Dataset records
___

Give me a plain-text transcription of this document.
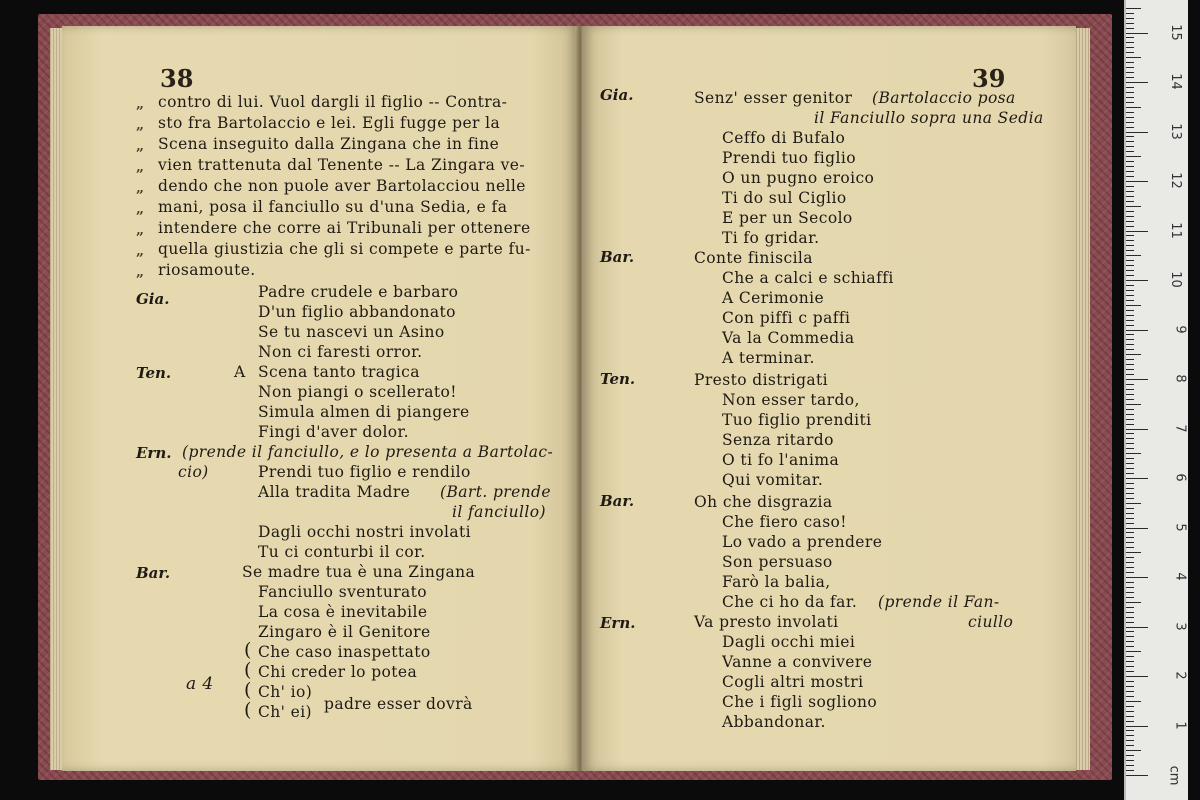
38
„ contro di lui. Vuol dargli il figlio -- Contra-
„ sto fra Bartolaccio e lei. Egli fugge per la
„ Scena inseguito dalla Zingana che in fine
„ vien trattenuta dal Tenente -- La Zingara ve-
„ dendo che non puole aver Bartolacciou nelle
„ mani, posa il fanciullo su d'una Sedia, e fa
„ intendere che corre ai Tribunali per ottenere
„ quella giustizia che gli si compete e parte fu-
„ riosamoute.
Gia.	Padre crudele e barbaro
D'un figlio abbandonato
Se tu nascevi un Asino
Non ci faresti orror.
Ten.	A Scena tanto tragica
Non piangi o scellerato!
Simula almen di piangere
Fingi d'aver dolor.
Ern. (prende il fanciullo, e lo presenta a Bartolac-
cio)	Prendi tuo figlio e rendilo
Alla tradita Madre (Bart. prende
il fanciullo)
Dagli occhi nostri involati
Tu ci conturbi il cor.
Bar.	Se madre tua è una Zingana
Fanciullo sventurato
La cosa è inevitabile
Zingaro è il Genitore
a 4
( Che caso inaspettato
( Chi creder lo potea
( Ch' io)
( Ch' ei) padre esser dovrà
39
Gia.	Senz' esser genitor (Bartolaccio posa
il Fanciullo sopra una Sedia
Ceffo di Bufalo
Prendi tuo figlio
O un pugno eroico
Ti do sul Ciglio
E per un Secolo
Ti fo gridar.
Bar.	Conte finiscila
Che a calci e schiaffi
A Cerimonie
Con piffi c paffi
Va la Commedia
A terminar.
Ten.	Presto distrigati
Non esser tardo,
Tuo figlio prenditi
Senza ritardo
O ti fo l'anima
Qui vomitar.
Bar.	Oh che disgrazia
Che fiero caso!
Lo vado a prendere
Son persuaso
Farò la balia,
Che ci ho da far. (prende il Fan-
ciullo
Ern.	Va presto involati
Dagli occhi miei
Vanne a convivere
Cogli altri mostri
Che i figli sogliono
Abbandonar.
cm
1
2
3
4
5
6
7
8
9
10
11
12
13
14
15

___

Copy all lines from the listing that contain "Scena".

„ Scena inseguito dalla Zingana che in fine
Ten.	A Scena tanto tragica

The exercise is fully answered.